Rows from a figure dataset:
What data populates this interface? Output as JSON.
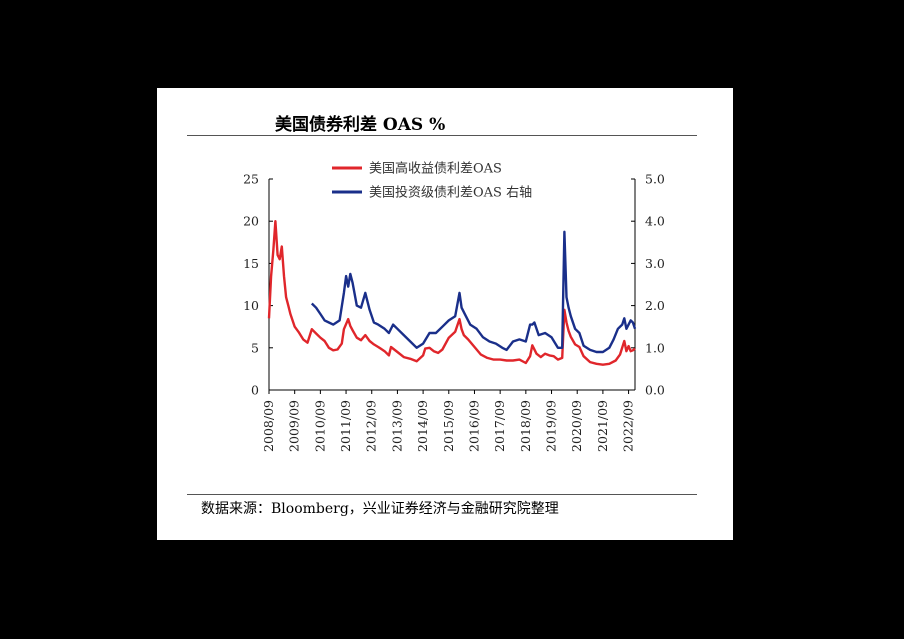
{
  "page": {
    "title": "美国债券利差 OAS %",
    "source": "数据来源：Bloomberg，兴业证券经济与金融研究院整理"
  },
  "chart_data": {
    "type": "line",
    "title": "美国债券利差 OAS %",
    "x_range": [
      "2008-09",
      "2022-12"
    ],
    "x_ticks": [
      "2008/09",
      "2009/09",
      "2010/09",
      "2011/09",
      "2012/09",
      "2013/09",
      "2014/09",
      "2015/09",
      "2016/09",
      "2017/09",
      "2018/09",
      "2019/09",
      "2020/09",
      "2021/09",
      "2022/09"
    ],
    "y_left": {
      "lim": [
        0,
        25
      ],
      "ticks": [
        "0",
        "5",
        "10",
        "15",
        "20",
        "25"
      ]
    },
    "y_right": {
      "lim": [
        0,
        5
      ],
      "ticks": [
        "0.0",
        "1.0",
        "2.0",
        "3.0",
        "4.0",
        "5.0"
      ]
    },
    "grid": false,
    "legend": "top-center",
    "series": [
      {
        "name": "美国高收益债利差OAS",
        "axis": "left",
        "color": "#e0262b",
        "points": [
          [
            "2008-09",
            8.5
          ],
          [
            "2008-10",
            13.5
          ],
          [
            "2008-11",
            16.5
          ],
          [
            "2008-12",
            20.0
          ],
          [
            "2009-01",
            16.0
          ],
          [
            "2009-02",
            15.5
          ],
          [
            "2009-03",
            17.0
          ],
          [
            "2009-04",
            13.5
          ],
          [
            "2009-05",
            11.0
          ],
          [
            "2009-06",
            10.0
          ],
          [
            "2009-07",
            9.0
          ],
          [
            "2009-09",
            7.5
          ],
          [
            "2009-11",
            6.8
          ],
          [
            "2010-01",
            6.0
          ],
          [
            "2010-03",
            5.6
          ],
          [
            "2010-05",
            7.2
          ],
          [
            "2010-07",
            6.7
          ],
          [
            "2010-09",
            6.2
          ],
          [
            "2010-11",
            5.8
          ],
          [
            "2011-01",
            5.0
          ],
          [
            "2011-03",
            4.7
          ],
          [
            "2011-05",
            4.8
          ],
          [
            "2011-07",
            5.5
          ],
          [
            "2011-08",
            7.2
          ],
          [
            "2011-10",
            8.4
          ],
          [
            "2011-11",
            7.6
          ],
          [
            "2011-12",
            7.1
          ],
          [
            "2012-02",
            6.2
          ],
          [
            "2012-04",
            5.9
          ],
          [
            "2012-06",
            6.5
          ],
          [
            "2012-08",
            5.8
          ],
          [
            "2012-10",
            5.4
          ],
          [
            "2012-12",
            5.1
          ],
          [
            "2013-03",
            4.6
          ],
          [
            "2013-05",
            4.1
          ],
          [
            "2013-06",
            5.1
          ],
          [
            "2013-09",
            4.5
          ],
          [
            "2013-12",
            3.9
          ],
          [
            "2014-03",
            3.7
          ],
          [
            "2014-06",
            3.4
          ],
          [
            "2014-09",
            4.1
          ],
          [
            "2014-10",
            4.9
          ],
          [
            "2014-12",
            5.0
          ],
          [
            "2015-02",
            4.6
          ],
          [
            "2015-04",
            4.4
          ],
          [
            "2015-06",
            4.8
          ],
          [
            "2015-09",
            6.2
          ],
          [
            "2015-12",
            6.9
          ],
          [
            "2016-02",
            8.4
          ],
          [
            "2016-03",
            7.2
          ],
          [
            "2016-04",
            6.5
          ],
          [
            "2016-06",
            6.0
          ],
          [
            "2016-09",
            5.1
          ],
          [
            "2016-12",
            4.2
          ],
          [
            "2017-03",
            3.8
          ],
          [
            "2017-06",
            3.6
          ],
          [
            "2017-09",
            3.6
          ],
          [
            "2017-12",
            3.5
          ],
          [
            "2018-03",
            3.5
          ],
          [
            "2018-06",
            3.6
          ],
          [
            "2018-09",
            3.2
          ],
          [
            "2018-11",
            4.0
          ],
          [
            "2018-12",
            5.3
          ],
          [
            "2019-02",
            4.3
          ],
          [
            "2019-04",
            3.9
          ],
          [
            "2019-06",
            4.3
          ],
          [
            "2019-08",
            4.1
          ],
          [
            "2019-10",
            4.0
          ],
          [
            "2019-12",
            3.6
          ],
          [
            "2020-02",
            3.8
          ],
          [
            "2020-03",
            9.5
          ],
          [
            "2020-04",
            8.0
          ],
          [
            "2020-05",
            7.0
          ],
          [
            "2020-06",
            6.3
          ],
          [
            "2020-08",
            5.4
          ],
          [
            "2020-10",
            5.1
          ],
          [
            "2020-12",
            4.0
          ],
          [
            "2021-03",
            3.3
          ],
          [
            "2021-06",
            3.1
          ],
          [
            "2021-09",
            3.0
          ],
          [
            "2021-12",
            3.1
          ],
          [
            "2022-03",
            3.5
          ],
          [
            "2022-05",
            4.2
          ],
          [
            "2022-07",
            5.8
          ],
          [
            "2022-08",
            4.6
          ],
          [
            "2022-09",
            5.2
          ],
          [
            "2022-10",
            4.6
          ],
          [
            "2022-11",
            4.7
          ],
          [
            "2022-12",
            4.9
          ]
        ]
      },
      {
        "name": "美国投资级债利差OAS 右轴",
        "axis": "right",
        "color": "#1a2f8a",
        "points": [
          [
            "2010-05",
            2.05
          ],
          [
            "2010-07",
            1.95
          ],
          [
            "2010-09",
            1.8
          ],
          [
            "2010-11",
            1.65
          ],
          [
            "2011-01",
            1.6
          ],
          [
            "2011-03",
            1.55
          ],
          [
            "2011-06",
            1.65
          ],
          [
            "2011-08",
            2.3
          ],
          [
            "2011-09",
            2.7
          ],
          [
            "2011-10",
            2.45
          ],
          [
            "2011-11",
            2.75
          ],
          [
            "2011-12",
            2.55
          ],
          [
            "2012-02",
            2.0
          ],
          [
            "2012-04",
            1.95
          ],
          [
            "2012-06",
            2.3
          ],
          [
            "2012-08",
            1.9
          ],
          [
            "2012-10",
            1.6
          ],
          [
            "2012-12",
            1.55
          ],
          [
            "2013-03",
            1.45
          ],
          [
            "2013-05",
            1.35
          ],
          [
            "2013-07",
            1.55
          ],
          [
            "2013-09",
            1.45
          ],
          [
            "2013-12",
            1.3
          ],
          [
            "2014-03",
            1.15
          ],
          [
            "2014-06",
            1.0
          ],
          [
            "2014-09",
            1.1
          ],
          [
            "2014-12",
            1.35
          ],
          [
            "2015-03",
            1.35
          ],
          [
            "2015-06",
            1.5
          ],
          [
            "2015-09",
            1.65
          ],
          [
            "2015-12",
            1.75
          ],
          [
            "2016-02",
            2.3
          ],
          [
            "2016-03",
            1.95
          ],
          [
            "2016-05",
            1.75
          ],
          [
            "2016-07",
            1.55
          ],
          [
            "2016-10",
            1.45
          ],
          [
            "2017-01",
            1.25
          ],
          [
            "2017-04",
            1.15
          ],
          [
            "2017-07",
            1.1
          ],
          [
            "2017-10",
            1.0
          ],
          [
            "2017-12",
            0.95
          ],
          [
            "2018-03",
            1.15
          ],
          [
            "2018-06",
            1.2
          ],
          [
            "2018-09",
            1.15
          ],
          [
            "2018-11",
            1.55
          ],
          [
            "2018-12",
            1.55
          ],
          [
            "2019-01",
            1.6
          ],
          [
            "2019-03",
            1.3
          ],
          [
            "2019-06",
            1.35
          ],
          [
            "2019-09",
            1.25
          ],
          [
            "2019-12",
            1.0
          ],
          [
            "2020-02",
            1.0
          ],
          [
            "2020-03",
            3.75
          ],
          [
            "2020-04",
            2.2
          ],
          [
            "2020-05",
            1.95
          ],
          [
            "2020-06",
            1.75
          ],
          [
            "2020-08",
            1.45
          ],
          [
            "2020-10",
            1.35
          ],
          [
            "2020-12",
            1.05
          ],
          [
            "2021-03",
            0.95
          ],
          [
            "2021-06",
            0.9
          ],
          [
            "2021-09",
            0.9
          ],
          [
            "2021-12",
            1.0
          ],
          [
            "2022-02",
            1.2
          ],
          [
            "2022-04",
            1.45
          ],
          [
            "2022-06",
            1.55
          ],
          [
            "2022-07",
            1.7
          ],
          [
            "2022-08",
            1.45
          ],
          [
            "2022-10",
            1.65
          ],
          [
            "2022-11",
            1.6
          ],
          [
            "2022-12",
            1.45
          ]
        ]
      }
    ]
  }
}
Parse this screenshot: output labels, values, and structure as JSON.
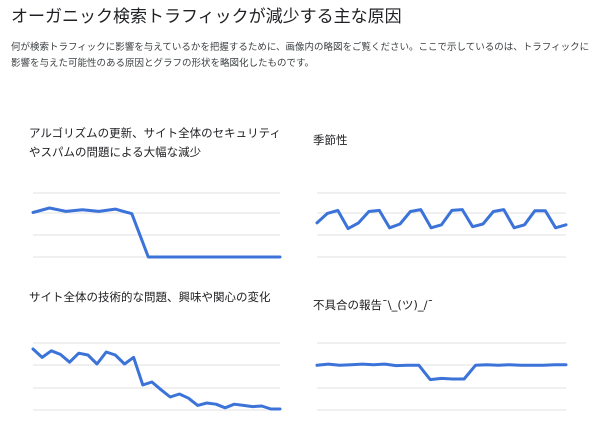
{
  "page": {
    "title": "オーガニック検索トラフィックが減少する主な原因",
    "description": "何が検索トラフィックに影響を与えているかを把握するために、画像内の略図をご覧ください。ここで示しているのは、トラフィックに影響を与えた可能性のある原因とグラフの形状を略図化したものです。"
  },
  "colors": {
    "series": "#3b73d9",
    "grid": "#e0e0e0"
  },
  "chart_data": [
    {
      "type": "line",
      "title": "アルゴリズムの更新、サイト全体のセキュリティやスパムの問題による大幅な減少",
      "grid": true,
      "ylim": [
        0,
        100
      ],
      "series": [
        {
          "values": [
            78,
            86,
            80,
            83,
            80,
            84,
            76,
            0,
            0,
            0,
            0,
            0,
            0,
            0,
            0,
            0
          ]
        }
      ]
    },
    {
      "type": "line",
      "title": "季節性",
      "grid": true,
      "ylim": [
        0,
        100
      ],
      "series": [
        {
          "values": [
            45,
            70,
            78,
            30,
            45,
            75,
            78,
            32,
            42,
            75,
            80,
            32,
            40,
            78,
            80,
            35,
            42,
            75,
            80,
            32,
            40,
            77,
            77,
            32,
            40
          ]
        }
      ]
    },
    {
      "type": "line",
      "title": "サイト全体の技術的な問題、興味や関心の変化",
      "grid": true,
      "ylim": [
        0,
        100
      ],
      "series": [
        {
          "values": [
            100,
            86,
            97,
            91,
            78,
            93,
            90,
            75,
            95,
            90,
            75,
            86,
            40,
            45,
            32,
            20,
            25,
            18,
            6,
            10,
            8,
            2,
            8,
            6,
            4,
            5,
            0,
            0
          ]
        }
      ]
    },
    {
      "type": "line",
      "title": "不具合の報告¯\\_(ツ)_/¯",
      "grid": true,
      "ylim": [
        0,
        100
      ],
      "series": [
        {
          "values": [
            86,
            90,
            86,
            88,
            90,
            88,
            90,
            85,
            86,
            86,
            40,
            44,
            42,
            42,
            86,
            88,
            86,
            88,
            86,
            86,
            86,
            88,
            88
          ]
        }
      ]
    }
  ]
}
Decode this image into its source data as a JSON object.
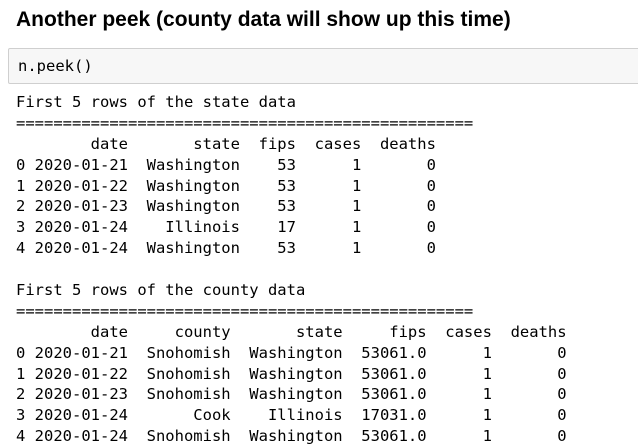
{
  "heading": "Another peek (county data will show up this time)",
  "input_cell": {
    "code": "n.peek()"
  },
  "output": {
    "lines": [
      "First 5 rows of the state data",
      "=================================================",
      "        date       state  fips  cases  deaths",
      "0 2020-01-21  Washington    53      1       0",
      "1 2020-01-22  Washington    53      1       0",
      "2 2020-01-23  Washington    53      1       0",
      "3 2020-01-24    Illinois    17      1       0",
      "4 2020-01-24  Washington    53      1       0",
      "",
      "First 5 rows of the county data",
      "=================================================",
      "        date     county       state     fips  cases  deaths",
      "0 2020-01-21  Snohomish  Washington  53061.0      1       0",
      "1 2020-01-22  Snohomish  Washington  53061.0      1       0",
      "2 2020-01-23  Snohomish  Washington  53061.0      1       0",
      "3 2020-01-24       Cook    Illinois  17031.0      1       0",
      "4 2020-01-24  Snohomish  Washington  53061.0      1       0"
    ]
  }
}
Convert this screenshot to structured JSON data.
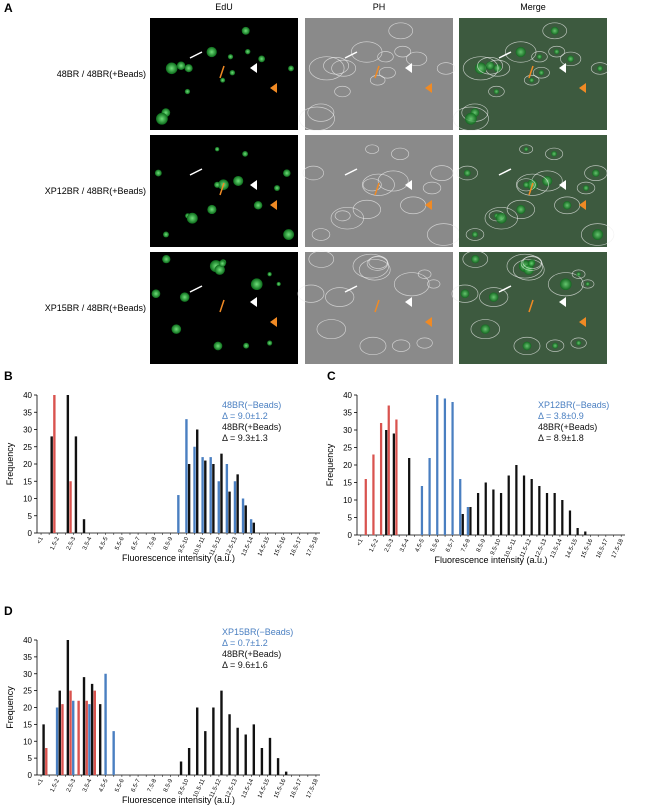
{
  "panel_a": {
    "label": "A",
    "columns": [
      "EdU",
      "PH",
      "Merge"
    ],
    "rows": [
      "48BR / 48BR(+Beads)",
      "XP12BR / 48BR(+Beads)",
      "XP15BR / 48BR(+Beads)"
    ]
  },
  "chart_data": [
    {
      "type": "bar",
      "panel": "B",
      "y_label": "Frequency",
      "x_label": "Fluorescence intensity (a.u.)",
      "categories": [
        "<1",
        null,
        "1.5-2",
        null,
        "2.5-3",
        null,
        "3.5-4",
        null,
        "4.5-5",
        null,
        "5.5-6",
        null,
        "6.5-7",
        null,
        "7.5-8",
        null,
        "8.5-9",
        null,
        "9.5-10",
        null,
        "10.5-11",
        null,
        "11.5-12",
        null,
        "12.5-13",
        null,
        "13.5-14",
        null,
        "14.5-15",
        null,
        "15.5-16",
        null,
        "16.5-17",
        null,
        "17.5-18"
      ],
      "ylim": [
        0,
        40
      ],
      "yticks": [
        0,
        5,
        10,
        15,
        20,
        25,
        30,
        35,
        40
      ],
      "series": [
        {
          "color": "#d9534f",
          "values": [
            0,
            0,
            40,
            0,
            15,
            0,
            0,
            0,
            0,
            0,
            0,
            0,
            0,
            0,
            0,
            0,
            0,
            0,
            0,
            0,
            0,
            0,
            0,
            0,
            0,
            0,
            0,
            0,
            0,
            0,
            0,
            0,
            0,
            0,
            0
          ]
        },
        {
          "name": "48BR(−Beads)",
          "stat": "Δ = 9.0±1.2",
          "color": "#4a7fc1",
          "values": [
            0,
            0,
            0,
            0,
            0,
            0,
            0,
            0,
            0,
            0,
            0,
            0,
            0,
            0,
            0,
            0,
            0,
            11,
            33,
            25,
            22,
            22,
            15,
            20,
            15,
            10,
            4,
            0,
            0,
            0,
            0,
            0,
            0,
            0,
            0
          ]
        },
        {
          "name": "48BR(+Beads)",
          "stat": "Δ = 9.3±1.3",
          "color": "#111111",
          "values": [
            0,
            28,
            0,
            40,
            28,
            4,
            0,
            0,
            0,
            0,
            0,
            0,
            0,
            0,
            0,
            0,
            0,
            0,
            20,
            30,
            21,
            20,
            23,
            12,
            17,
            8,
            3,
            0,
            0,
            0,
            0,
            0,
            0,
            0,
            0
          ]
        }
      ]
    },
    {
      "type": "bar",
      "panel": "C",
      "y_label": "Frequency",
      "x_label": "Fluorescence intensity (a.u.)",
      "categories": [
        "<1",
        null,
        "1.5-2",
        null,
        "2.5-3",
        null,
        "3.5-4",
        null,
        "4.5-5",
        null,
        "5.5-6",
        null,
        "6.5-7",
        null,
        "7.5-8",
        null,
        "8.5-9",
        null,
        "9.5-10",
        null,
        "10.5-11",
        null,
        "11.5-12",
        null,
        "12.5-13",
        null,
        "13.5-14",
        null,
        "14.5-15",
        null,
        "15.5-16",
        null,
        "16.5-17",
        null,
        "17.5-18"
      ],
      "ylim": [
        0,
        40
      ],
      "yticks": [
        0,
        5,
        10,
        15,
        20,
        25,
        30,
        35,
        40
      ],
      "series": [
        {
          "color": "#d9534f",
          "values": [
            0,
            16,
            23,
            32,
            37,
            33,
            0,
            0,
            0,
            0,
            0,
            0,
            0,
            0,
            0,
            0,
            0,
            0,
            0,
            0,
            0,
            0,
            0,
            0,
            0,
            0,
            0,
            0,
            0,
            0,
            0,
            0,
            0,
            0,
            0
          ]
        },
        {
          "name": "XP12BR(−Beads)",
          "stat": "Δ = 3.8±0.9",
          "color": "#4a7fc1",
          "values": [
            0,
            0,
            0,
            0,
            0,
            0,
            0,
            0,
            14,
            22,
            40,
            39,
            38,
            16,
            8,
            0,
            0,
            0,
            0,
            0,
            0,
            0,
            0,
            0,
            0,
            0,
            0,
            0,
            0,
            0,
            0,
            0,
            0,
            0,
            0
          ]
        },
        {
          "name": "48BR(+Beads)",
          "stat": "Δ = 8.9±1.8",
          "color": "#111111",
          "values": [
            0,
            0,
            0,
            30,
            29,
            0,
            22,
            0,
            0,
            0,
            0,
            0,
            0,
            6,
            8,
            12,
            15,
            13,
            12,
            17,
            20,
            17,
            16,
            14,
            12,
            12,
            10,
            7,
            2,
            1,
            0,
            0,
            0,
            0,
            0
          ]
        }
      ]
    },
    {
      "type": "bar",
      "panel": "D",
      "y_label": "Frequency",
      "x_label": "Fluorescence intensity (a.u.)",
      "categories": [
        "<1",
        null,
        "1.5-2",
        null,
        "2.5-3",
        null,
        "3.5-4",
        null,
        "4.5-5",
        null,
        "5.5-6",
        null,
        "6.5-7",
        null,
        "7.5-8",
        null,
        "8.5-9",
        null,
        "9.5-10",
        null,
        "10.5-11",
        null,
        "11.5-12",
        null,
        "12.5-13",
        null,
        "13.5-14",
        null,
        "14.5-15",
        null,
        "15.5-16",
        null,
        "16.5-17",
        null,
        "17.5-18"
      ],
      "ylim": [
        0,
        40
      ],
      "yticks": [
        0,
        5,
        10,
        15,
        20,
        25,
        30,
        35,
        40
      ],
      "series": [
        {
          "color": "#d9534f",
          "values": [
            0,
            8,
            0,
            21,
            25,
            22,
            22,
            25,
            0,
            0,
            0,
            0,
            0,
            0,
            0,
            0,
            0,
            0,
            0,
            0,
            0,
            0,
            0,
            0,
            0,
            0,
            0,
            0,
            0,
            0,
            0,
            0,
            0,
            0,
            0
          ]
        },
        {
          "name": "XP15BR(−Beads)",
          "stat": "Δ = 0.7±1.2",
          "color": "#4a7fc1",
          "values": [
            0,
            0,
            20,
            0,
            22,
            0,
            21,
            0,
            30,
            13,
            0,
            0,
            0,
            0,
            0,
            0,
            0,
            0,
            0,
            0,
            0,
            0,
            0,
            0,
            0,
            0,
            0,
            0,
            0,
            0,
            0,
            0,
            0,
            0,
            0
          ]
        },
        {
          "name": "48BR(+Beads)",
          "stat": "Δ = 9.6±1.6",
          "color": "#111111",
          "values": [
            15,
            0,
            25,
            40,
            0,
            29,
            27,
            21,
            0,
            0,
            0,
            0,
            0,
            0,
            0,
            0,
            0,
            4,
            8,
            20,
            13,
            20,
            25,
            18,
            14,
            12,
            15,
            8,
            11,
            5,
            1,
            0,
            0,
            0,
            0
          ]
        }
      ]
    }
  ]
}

(Work to complete) Pick out each line containing the string "name" and copy it.

(The reply)
        "name": "美国高收益债利差OAS",
        "name": "美国投资级债利差OAS 右轴",
          "name": "48BR(−Beads)",
          "name": "48BR(+Beads)",
          "name": "XP12BR(−Beads)",
          "name": "48BR(+Beads)",
          "name": "XP15BR(−Beads)",
          "name": "48BR(+Beads)",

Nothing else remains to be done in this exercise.